(Excerpts from a figure dataset)
↓↓↓
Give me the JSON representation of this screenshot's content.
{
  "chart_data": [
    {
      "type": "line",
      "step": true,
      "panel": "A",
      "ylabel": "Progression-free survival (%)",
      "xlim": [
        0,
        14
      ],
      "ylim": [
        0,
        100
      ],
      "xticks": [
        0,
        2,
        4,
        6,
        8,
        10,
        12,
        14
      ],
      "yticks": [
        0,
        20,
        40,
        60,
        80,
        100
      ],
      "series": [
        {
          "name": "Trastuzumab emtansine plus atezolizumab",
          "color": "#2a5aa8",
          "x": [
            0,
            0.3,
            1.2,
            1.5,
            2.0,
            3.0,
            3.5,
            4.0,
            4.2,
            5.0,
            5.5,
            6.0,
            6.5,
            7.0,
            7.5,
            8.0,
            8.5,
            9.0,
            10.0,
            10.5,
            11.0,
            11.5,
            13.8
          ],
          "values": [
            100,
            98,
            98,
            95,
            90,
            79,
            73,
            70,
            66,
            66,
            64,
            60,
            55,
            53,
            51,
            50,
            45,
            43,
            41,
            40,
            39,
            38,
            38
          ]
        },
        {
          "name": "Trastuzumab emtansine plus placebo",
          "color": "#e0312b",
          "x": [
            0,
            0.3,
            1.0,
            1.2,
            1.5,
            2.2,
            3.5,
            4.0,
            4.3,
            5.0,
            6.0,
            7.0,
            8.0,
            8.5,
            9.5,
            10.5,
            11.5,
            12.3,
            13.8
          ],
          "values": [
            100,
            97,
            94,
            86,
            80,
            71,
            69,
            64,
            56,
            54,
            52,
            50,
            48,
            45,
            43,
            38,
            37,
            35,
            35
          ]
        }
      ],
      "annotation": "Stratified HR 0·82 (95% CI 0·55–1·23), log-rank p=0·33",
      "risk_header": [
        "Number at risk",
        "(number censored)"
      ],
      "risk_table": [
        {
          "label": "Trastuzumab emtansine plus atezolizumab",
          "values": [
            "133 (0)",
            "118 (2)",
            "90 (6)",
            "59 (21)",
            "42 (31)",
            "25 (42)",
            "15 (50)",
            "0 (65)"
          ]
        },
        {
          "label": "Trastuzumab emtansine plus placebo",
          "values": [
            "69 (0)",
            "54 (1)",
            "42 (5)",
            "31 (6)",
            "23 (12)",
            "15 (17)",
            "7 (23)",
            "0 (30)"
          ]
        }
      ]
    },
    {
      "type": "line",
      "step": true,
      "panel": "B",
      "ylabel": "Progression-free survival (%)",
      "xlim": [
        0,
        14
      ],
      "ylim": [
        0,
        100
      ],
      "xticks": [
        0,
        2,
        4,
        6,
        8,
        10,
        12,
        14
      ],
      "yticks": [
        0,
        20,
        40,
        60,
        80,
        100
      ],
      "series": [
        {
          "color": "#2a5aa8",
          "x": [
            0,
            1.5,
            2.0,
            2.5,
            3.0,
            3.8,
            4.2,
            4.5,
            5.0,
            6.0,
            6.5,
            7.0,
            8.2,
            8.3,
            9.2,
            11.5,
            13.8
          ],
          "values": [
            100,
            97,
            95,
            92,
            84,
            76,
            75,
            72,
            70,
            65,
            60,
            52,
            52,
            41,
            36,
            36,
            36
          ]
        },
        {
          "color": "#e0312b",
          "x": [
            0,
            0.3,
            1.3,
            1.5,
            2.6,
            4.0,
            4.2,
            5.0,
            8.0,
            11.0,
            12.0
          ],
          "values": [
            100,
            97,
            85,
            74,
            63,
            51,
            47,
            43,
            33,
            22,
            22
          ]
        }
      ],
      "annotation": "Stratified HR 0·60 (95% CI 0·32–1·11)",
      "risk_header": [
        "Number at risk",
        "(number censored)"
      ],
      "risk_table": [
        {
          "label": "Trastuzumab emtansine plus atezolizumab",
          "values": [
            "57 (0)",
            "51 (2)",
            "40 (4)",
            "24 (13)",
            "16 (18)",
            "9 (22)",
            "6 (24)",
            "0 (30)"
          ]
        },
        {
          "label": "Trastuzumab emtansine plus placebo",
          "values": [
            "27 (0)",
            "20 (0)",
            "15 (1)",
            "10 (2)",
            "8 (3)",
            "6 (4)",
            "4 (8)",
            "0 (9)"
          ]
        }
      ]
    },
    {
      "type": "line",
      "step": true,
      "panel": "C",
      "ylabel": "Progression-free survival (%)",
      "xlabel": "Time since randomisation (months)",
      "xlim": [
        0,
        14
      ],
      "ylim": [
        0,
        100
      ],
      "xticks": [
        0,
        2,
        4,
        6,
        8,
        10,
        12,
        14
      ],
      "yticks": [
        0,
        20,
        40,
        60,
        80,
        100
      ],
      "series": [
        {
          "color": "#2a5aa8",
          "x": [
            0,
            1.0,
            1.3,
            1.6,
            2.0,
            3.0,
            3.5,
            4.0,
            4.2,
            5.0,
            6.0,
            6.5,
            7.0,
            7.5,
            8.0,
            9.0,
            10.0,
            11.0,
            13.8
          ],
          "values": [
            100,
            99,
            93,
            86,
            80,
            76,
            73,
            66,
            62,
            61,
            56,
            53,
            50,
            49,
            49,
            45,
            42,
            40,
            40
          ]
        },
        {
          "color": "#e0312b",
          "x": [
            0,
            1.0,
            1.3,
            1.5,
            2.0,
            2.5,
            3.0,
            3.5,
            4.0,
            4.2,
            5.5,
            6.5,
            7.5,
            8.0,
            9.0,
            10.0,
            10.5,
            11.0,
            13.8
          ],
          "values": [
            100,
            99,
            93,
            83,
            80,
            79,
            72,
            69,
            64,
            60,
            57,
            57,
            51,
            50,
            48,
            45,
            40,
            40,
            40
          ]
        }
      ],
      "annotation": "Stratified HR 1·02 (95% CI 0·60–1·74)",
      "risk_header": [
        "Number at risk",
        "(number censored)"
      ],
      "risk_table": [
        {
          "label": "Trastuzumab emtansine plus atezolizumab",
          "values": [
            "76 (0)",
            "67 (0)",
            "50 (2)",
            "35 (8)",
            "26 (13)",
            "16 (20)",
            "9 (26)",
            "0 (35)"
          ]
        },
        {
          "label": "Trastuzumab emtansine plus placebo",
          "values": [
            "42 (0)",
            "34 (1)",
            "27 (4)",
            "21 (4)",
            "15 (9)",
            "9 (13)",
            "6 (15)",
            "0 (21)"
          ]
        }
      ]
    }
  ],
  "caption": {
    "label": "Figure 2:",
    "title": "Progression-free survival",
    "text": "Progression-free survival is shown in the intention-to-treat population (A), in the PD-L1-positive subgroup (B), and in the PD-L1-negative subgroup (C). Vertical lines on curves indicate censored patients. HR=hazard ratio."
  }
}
↑↑↑
• WORK ITEM: Give all the records again. Match them exactly.

• ANSWER TO THE PROBLEM:
Give me the JSON representation of this screenshot's content.
{
  "chart_data": [
    {
      "type": "line",
      "step": true,
      "panel": "A",
      "ylabel": "Progression-free survival (%)",
      "xlim": [
        0,
        14
      ],
      "ylim": [
        0,
        100
      ],
      "xticks": [
        0,
        2,
        4,
        6,
        8,
        10,
        12,
        14
      ],
      "yticks": [
        0,
        20,
        40,
        60,
        80,
        100
      ],
      "series": [
        {
          "name": "Trastuzumab emtansine plus atezolizumab",
          "color": "#2a5aa8",
          "x": [
            0,
            0.3,
            1.2,
            1.5,
            2.0,
            3.0,
            3.5,
            4.0,
            4.2,
            5.0,
            5.5,
            6.0,
            6.5,
            7.0,
            7.5,
            8.0,
            8.5,
            9.0,
            10.0,
            10.5,
            11.0,
            11.5,
            13.8
          ],
          "values": [
            100,
            98,
            98,
            95,
            90,
            79,
            73,
            70,
            66,
            66,
            64,
            60,
            55,
            53,
            51,
            50,
            45,
            43,
            41,
            40,
            39,
            38,
            38
          ]
        },
        {
          "name": "Trastuzumab emtansine plus placebo",
          "color": "#e0312b",
          "x": [
            0,
            0.3,
            1.0,
            1.2,
            1.5,
            2.2,
            3.5,
            4.0,
            4.3,
            5.0,
            6.0,
            7.0,
            8.0,
            8.5,
            9.5,
            10.5,
            11.5,
            12.3,
            13.8
          ],
          "values": [
            100,
            97,
            94,
            86,
            80,
            71,
            69,
            64,
            56,
            54,
            52,
            50,
            48,
            45,
            43,
            38,
            37,
            35,
            35
          ]
        }
      ],
      "annotation": "Stratified HR 0·82 (95% CI 0·55–1·23), log-rank p=0·33",
      "risk_header": [
        "Number at risk",
        "(number censored)"
      ],
      "risk_table": [
        {
          "label": "Trastuzumab emtansine plus atezolizumab",
          "values": [
            "133 (0)",
            "118 (2)",
            "90 (6)",
            "59 (21)",
            "42 (31)",
            "25 (42)",
            "15 (50)",
            "0 (65)"
          ]
        },
        {
          "label": "Trastuzumab emtansine plus placebo",
          "values": [
            "69 (0)",
            "54 (1)",
            "42 (5)",
            "31 (6)",
            "23 (12)",
            "15 (17)",
            "7 (23)",
            "0 (30)"
          ]
        }
      ]
    },
    {
      "type": "line",
      "step": true,
      "panel": "B",
      "ylabel": "Progression-free survival (%)",
      "xlim": [
        0,
        14
      ],
      "ylim": [
        0,
        100
      ],
      "xticks": [
        0,
        2,
        4,
        6,
        8,
        10,
        12,
        14
      ],
      "yticks": [
        0,
        20,
        40,
        60,
        80,
        100
      ],
      "series": [
        {
          "color": "#2a5aa8",
          "x": [
            0,
            1.5,
            2.0,
            2.5,
            3.0,
            3.8,
            4.2,
            4.5,
            5.0,
            6.0,
            6.5,
            7.0,
            8.2,
            8.3,
            9.2,
            11.5,
            13.8
          ],
          "values": [
            100,
            97,
            95,
            92,
            84,
            76,
            75,
            72,
            70,
            65,
            60,
            52,
            52,
            41,
            36,
            36,
            36
          ]
        },
        {
          "color": "#e0312b",
          "x": [
            0,
            0.3,
            1.3,
            1.5,
            2.6,
            4.0,
            4.2,
            5.0,
            8.0,
            11.0,
            12.0
          ],
          "values": [
            100,
            97,
            85,
            74,
            63,
            51,
            47,
            43,
            33,
            22,
            22
          ]
        }
      ],
      "annotation": "Stratified HR 0·60 (95% CI 0·32–1·11)",
      "risk_header": [
        "Number at risk",
        "(number censored)"
      ],
      "risk_table": [
        {
          "label": "Trastuzumab emtansine plus atezolizumab",
          "values": [
            "57 (0)",
            "51 (2)",
            "40 (4)",
            "24 (13)",
            "16 (18)",
            "9 (22)",
            "6 (24)",
            "0 (30)"
          ]
        },
        {
          "label": "Trastuzumab emtansine plus placebo",
          "values": [
            "27 (0)",
            "20 (0)",
            "15 (1)",
            "10 (2)",
            "8 (3)",
            "6 (4)",
            "4 (8)",
            "0 (9)"
          ]
        }
      ]
    },
    {
      "type": "line",
      "step": true,
      "panel": "C",
      "ylabel": "Progression-free survival (%)",
      "xlabel": "Time since randomisation (months)",
      "xlim": [
        0,
        14
      ],
      "ylim": [
        0,
        100
      ],
      "xticks": [
        0,
        2,
        4,
        6,
        8,
        10,
        12,
        14
      ],
      "yticks": [
        0,
        20,
        40,
        60,
        80,
        100
      ],
      "series": [
        {
          "color": "#2a5aa8",
          "x": [
            0,
            1.0,
            1.3,
            1.6,
            2.0,
            3.0,
            3.5,
            4.0,
            4.2,
            5.0,
            6.0,
            6.5,
            7.0,
            7.5,
            8.0,
            9.0,
            10.0,
            11.0,
            13.8
          ],
          "values": [
            100,
            99,
            93,
            86,
            80,
            76,
            73,
            66,
            62,
            61,
            56,
            53,
            50,
            49,
            49,
            45,
            42,
            40,
            40
          ]
        },
        {
          "color": "#e0312b",
          "x": [
            0,
            1.0,
            1.3,
            1.5,
            2.0,
            2.5,
            3.0,
            3.5,
            4.0,
            4.2,
            5.5,
            6.5,
            7.5,
            8.0,
            9.0,
            10.0,
            10.5,
            11.0,
            13.8
          ],
          "values": [
            100,
            99,
            93,
            83,
            80,
            79,
            72,
            69,
            64,
            60,
            57,
            57,
            51,
            50,
            48,
            45,
            40,
            40,
            40
          ]
        }
      ],
      "annotation": "Stratified HR 1·02 (95% CI 0·60–1·74)",
      "risk_header": [
        "Number at risk",
        "(number censored)"
      ],
      "risk_table": [
        {
          "label": "Trastuzumab emtansine plus atezolizumab",
          "values": [
            "76 (0)",
            "67 (0)",
            "50 (2)",
            "35 (8)",
            "26 (13)",
            "16 (20)",
            "9 (26)",
            "0 (35)"
          ]
        },
        {
          "label": "Trastuzumab emtansine plus placebo",
          "values": [
            "42 (0)",
            "34 (1)",
            "27 (4)",
            "21 (4)",
            "15 (9)",
            "9 (13)",
            "6 (15)",
            "0 (21)"
          ]
        }
      ]
    }
  ],
  "caption": {
    "label": "Figure 2:",
    "title": "Progression-free survival",
    "text": "Progression-free survival is shown in the intention-to-treat population (A), in the PD-L1-positive subgroup (B), and in the PD-L1-negative subgroup (C). Vertical lines on curves indicate censored patients. HR=hazard ratio."
  }
}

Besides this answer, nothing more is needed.